=== Problem details ===
Provide an exact transcription of all the records.

- - - - - - -

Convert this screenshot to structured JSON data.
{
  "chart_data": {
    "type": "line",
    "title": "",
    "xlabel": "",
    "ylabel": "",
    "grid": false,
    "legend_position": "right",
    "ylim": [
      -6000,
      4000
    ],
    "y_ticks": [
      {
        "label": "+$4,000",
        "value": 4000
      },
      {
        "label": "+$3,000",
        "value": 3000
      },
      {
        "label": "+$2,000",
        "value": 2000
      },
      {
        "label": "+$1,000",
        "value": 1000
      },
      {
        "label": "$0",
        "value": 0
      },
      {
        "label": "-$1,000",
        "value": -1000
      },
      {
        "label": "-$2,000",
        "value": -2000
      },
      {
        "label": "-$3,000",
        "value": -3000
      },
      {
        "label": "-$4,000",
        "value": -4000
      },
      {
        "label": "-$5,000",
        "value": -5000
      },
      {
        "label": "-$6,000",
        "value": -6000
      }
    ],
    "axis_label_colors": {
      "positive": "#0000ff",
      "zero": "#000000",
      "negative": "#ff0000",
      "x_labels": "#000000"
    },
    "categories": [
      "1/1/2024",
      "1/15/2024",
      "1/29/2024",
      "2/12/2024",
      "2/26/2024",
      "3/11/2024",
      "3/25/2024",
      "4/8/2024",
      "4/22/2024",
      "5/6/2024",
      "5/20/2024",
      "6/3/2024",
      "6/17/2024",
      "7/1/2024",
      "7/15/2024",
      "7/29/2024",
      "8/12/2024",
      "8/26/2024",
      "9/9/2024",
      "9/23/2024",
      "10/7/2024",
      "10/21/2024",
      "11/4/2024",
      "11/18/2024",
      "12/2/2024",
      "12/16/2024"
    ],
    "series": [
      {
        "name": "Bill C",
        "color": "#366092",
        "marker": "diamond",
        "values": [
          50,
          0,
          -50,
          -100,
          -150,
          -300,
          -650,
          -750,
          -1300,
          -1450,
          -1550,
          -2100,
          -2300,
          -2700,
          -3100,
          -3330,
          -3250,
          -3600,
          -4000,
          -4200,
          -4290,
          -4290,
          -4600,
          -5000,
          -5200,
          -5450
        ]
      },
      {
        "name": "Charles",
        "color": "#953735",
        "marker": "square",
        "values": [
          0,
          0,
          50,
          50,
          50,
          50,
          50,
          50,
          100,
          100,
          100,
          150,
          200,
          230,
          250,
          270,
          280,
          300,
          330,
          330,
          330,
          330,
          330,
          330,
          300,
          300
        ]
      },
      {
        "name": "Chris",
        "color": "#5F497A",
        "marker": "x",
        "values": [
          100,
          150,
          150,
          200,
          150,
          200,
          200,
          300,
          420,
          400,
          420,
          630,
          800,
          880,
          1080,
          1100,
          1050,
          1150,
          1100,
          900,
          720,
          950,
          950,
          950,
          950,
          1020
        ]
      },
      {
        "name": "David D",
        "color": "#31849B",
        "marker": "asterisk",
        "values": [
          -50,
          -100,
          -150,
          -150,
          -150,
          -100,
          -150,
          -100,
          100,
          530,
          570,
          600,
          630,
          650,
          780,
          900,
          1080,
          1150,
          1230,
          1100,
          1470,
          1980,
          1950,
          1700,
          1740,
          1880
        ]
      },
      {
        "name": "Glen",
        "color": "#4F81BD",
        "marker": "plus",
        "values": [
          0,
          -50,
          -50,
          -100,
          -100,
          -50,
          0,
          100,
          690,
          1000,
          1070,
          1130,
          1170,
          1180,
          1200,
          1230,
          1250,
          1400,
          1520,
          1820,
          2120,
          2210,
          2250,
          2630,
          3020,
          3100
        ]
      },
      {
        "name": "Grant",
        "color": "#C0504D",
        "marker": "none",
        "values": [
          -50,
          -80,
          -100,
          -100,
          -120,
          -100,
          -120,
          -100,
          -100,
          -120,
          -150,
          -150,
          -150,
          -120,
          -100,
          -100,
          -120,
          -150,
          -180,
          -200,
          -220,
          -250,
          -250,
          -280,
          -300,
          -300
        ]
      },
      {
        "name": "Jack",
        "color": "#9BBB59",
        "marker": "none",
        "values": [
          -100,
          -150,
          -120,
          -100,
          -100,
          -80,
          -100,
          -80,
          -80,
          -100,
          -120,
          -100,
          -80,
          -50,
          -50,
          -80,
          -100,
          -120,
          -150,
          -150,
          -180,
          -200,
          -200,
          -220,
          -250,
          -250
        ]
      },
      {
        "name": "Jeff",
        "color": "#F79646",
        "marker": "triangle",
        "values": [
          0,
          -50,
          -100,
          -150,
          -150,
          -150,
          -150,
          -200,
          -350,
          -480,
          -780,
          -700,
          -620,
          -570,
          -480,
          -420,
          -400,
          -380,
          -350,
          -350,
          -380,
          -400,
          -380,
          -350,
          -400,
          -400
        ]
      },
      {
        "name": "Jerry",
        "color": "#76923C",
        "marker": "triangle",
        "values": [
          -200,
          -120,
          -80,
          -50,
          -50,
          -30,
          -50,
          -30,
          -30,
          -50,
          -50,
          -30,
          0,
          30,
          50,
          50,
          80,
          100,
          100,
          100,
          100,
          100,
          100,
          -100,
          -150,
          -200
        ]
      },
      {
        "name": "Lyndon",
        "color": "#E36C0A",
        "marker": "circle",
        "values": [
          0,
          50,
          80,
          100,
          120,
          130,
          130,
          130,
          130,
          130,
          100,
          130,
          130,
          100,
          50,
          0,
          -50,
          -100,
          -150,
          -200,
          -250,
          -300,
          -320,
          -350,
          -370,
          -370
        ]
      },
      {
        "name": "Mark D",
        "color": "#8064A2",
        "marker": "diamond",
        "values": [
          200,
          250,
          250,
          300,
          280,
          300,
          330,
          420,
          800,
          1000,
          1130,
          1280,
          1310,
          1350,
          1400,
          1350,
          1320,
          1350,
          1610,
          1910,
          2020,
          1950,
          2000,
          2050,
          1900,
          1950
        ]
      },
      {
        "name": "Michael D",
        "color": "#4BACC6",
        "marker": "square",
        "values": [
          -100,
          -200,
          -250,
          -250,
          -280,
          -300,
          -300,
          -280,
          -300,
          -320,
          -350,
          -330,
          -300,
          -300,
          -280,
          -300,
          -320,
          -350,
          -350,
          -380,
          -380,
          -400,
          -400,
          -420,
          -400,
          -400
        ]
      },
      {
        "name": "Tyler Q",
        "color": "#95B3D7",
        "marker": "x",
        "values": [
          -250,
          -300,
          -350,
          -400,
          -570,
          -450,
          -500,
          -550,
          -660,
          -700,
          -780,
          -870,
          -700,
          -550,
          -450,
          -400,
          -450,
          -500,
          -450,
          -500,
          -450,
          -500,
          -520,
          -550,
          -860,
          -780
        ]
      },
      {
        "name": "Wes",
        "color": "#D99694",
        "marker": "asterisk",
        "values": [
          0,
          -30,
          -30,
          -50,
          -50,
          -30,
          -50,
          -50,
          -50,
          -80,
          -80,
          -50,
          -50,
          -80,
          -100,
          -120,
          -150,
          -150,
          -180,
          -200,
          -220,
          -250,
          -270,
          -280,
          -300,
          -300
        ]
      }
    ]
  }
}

- - - - - - -

=== Solution to this problem ===
Convert this screenshot to structured JSON data.
{
  "chart_data": {
    "type": "line",
    "title": "",
    "xlabel": "",
    "ylabel": "",
    "grid": false,
    "legend_position": "right",
    "ylim": [
      -6000,
      4000
    ],
    "y_ticks": [
      {
        "label": "+$4,000",
        "value": 4000
      },
      {
        "label": "+$3,000",
        "value": 3000
      },
      {
        "label": "+$2,000",
        "value": 2000
      },
      {
        "label": "+$1,000",
        "value": 1000
      },
      {
        "label": "$0",
        "value": 0
      },
      {
        "label": "-$1,000",
        "value": -1000
      },
      {
        "label": "-$2,000",
        "value": -2000
      },
      {
        "label": "-$3,000",
        "value": -3000
      },
      {
        "label": "-$4,000",
        "value": -4000
      },
      {
        "label": "-$5,000",
        "value": -5000
      },
      {
        "label": "-$6,000",
        "value": -6000
      }
    ],
    "axis_label_colors": {
      "positive": "#0000ff",
      "zero": "#000000",
      "negative": "#ff0000",
      "x_labels": "#000000"
    },
    "categories": [
      "1/1/2024",
      "1/15/2024",
      "1/29/2024",
      "2/12/2024",
      "2/26/2024",
      "3/11/2024",
      "3/25/2024",
      "4/8/2024",
      "4/22/2024",
      "5/6/2024",
      "5/20/2024",
      "6/3/2024",
      "6/17/2024",
      "7/1/2024",
      "7/15/2024",
      "7/29/2024",
      "8/12/2024",
      "8/26/2024",
      "9/9/2024",
      "9/23/2024",
      "10/7/2024",
      "10/21/2024",
      "11/4/2024",
      "11/18/2024",
      "12/2/2024",
      "12/16/2024"
    ],
    "series": [
      {
        "name": "Bill C",
        "color": "#366092",
        "marker": "diamond",
        "values": [
          50,
          0,
          -50,
          -100,
          -150,
          -300,
          -650,
          -750,
          -1300,
          -1450,
          -1550,
          -2100,
          -2300,
          -2700,
          -3100,
          -3330,
          -3250,
          -3600,
          -4000,
          -4200,
          -4290,
          -4290,
          -4600,
          -5000,
          -5200,
          -5450
        ]
      },
      {
        "name": "Charles",
        "color": "#953735",
        "marker": "square",
        "values": [
          0,
          0,
          50,
          50,
          50,
          50,
          50,
          50,
          100,
          100,
          100,
          150,
          200,
          230,
          250,
          270,
          280,
          300,
          330,
          330,
          330,
          330,
          330,
          330,
          300,
          300
        ]
      },
      {
        "name": "Chris",
        "color": "#5F497A",
        "marker": "x",
        "values": [
          100,
          150,
          150,
          200,
          150,
          200,
          200,
          300,
          420,
          400,
          420,
          630,
          800,
          880,
          1080,
          1100,
          1050,
          1150,
          1100,
          900,
          720,
          950,
          950,
          950,
          950,
          1020
        ]
      },
      {
        "name": "David D",
        "color": "#31849B",
        "marker": "asterisk",
        "values": [
          -50,
          -100,
          -150,
          -150,
          -150,
          -100,
          -150,
          -100,
          100,
          530,
          570,
          600,
          630,
          650,
          780,
          900,
          1080,
          1150,
          1230,
          1100,
          1470,
          1980,
          1950,
          1700,
          1740,
          1880
        ]
      },
      {
        "name": "Glen",
        "color": "#4F81BD",
        "marker": "plus",
        "values": [
          0,
          -50,
          -50,
          -100,
          -100,
          -50,
          0,
          100,
          690,
          1000,
          1070,
          1130,
          1170,
          1180,
          1200,
          1230,
          1250,
          1400,
          1520,
          1820,
          2120,
          2210,
          2250,
          2630,
          3020,
          3100
        ]
      },
      {
        "name": "Grant",
        "color": "#C0504D",
        "marker": "none",
        "values": [
          -50,
          -80,
          -100,
          -100,
          -120,
          -100,
          -120,
          -100,
          -100,
          -120,
          -150,
          -150,
          -150,
          -120,
          -100,
          -100,
          -120,
          -150,
          -180,
          -200,
          -220,
          -250,
          -250,
          -280,
          -300,
          -300
        ]
      },
      {
        "name": "Jack",
        "color": "#9BBB59",
        "marker": "none",
        "values": [
          -100,
          -150,
          -120,
          -100,
          -100,
          -80,
          -100,
          -80,
          -80,
          -100,
          -120,
          -100,
          -80,
          -50,
          -50,
          -80,
          -100,
          -120,
          -150,
          -150,
          -180,
          -200,
          -200,
          -220,
          -250,
          -250
        ]
      },
      {
        "name": "Jeff",
        "color": "#F79646",
        "marker": "triangle",
        "values": [
          0,
          -50,
          -100,
          -150,
          -150,
          -150,
          -150,
          -200,
          -350,
          -480,
          -780,
          -700,
          -620,
          -570,
          -480,
          -420,
          -400,
          -380,
          -350,
          -350,
          -380,
          -400,
          -380,
          -350,
          -400,
          -400
        ]
      },
      {
        "name": "Jerry",
        "color": "#76923C",
        "marker": "triangle",
        "values": [
          -200,
          -120,
          -80,
          -50,
          -50,
          -30,
          -50,
          -30,
          -30,
          -50,
          -50,
          -30,
          0,
          30,
          50,
          50,
          80,
          100,
          100,
          100,
          100,
          100,
          100,
          -100,
          -150,
          -200
        ]
      },
      {
        "name": "Lyndon",
        "color": "#E36C0A",
        "marker": "circle",
        "values": [
          0,
          50,
          80,
          100,
          120,
          130,
          130,
          130,
          130,
          130,
          100,
          130,
          130,
          100,
          50,
          0,
          -50,
          -100,
          -150,
          -200,
          -250,
          -300,
          -320,
          -350,
          -370,
          -370
        ]
      },
      {
        "name": "Mark D",
        "color": "#8064A2",
        "marker": "diamond",
        "values": [
          200,
          250,
          250,
          300,
          280,
          300,
          330,
          420,
          800,
          1000,
          1130,
          1280,
          1310,
          1350,
          1400,
          1350,
          1320,
          1350,
          1610,
          1910,
          2020,
          1950,
          2000,
          2050,
          1900,
          1950
        ]
      },
      {
        "name": "Michael D",
        "color": "#4BACC6",
        "marker": "square",
        "values": [
          -100,
          -200,
          -250,
          -250,
          -280,
          -300,
          -300,
          -280,
          -300,
          -320,
          -350,
          -330,
          -300,
          -300,
          -280,
          -300,
          -320,
          -350,
          -350,
          -380,
          -380,
          -400,
          -400,
          -420,
          -400,
          -400
        ]
      },
      {
        "name": "Tyler Q",
        "color": "#95B3D7",
        "marker": "x",
        "values": [
          -250,
          -300,
          -350,
          -400,
          -570,
          -450,
          -500,
          -550,
          -660,
          -700,
          -780,
          -870,
          -700,
          -550,
          -450,
          -400,
          -450,
          -500,
          -450,
          -500,
          -450,
          -500,
          -520,
          -550,
          -860,
          -780
        ]
      },
      {
        "name": "Wes",
        "color": "#D99694",
        "marker": "asterisk",
        "values": [
          0,
          -30,
          -30,
          -50,
          -50,
          -30,
          -50,
          -50,
          -50,
          -80,
          -80,
          -50,
          -50,
          -80,
          -100,
          -120,
          -150,
          -150,
          -180,
          -200,
          -220,
          -250,
          -270,
          -280,
          -300,
          -300
        ]
      }
    ]
  }
}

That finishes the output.